Identify the lines bearing the string "Hotel" and gather them.

# Start of Input material

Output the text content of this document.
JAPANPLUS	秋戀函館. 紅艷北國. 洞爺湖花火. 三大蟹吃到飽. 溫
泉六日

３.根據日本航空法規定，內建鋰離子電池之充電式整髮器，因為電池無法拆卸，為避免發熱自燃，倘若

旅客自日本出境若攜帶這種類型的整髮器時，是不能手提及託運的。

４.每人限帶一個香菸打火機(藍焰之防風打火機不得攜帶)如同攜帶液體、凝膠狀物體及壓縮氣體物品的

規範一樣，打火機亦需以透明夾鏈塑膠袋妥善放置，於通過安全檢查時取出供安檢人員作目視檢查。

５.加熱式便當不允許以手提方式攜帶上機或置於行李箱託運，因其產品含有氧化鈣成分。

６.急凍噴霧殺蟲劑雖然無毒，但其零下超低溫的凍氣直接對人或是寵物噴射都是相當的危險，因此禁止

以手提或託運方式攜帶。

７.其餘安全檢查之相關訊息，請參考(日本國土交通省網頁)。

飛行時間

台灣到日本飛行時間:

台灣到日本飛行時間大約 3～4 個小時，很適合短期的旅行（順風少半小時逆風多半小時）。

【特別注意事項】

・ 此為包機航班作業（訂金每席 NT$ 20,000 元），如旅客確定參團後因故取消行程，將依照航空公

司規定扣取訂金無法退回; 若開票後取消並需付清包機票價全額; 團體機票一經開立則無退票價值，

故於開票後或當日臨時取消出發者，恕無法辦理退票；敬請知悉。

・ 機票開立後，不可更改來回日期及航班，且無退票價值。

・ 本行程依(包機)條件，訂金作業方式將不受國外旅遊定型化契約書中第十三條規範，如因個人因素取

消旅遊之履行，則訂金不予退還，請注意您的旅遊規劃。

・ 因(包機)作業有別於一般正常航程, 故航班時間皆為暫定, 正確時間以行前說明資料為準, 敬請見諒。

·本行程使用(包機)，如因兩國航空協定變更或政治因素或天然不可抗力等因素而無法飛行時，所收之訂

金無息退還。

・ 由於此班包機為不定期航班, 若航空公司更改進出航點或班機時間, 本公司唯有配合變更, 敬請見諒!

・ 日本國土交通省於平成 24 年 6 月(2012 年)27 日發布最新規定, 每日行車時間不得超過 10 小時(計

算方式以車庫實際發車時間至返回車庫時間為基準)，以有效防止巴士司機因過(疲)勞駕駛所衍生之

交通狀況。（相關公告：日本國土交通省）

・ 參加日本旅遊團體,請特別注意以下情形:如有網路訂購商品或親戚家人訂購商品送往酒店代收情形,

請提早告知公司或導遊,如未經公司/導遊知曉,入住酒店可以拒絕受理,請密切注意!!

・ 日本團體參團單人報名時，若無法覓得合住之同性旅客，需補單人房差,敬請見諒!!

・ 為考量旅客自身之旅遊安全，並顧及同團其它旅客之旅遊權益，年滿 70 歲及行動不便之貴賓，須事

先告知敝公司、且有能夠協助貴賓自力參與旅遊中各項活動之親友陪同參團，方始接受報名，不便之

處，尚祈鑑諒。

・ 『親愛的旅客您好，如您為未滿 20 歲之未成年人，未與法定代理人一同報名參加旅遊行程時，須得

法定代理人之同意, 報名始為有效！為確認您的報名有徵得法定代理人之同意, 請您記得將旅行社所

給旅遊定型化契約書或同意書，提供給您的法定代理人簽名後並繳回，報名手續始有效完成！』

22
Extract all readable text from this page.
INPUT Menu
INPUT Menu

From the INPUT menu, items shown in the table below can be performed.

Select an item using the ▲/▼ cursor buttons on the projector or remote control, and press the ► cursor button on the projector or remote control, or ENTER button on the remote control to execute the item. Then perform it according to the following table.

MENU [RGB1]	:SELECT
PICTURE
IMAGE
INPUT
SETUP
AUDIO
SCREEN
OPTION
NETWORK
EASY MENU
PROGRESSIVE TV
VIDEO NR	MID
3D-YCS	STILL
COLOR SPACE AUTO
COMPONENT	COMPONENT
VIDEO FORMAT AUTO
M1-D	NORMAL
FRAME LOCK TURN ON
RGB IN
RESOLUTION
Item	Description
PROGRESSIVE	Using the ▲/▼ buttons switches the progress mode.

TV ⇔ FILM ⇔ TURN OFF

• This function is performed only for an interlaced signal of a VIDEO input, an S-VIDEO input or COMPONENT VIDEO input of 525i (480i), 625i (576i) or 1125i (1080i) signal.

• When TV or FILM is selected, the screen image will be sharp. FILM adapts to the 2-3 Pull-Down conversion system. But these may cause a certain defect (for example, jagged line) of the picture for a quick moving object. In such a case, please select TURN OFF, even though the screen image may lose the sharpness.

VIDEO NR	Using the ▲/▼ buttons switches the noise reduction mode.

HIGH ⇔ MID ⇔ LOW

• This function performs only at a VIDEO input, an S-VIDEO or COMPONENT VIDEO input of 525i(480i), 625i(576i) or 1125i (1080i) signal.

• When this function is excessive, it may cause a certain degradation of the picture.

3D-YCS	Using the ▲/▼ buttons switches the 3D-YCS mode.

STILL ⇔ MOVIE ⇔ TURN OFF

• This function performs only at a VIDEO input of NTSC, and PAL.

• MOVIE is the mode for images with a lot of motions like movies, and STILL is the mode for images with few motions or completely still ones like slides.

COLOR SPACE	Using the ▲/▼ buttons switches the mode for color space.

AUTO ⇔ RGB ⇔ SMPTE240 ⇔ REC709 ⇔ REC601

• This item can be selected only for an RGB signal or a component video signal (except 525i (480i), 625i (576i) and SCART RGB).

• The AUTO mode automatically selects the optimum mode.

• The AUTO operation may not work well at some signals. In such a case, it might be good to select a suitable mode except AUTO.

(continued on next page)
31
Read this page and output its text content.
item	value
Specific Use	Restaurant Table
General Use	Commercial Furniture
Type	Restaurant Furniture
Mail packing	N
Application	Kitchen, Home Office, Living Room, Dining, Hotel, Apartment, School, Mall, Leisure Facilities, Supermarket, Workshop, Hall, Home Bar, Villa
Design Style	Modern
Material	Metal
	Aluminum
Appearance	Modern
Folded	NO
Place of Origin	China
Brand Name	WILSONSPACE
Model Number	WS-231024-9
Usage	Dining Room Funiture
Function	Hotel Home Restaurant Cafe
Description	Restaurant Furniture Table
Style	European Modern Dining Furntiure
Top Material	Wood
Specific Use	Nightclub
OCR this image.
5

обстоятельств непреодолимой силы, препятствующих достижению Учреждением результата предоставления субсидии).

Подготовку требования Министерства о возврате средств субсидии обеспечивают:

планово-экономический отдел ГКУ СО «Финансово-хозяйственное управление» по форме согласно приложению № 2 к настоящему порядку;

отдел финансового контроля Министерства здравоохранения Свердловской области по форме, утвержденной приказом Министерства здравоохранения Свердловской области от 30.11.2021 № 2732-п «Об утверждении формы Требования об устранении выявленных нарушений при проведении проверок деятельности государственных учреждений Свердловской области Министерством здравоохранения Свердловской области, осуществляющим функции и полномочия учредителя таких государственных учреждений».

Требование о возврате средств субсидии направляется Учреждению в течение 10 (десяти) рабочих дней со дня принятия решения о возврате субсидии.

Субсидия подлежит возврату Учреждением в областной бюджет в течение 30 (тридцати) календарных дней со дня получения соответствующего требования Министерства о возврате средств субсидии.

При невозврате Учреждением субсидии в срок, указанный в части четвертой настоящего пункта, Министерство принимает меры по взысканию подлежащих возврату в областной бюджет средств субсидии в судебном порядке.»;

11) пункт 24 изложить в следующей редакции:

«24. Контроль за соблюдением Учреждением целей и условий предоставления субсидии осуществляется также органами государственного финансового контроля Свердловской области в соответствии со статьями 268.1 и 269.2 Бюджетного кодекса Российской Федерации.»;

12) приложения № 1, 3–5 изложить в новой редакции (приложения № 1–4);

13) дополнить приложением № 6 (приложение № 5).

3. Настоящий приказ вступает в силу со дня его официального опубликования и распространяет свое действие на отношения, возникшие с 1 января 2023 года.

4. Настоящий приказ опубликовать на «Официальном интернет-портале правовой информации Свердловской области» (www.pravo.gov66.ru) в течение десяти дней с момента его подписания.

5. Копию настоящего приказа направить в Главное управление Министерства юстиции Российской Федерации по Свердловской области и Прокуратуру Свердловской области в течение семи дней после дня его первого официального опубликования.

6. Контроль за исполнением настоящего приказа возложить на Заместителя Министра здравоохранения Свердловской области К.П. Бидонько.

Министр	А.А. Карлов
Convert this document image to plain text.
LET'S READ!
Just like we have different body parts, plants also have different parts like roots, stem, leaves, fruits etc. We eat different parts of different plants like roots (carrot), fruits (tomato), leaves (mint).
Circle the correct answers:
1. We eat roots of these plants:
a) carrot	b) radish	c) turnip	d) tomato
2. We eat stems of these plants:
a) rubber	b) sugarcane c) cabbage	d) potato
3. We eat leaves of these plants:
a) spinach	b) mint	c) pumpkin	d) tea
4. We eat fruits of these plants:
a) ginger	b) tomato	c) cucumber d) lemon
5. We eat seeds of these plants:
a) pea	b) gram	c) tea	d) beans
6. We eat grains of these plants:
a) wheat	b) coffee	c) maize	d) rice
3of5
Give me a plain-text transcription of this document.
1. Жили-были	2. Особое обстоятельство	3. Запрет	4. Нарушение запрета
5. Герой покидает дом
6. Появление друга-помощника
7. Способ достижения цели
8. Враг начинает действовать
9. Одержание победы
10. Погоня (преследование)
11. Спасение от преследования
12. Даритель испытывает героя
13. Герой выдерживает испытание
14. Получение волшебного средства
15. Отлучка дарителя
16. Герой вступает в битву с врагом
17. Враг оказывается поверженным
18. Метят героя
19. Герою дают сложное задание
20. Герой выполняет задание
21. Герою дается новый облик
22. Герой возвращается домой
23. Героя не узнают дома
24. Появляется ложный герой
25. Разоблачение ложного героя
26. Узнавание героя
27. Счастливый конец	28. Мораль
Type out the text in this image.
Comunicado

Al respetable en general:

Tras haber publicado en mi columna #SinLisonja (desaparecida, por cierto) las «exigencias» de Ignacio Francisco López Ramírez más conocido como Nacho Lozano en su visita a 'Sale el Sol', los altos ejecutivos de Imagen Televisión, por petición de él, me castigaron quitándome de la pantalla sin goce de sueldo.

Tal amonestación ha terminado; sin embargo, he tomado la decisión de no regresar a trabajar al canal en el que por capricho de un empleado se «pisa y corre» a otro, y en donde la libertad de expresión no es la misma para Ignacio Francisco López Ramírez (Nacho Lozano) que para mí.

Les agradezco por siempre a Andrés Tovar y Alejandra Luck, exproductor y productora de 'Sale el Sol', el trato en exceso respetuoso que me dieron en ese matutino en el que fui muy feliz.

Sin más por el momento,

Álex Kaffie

# End of Input material

▶ [Exercise response]
Application	Kitchen, Home Office, Living Room, Dining, Hotel, Apartment, School, Mall, Leisure Facilities, Supermarket, Workshop, Hall, Home Bar, Villa
Function	Hotel Home Restaurant Cafe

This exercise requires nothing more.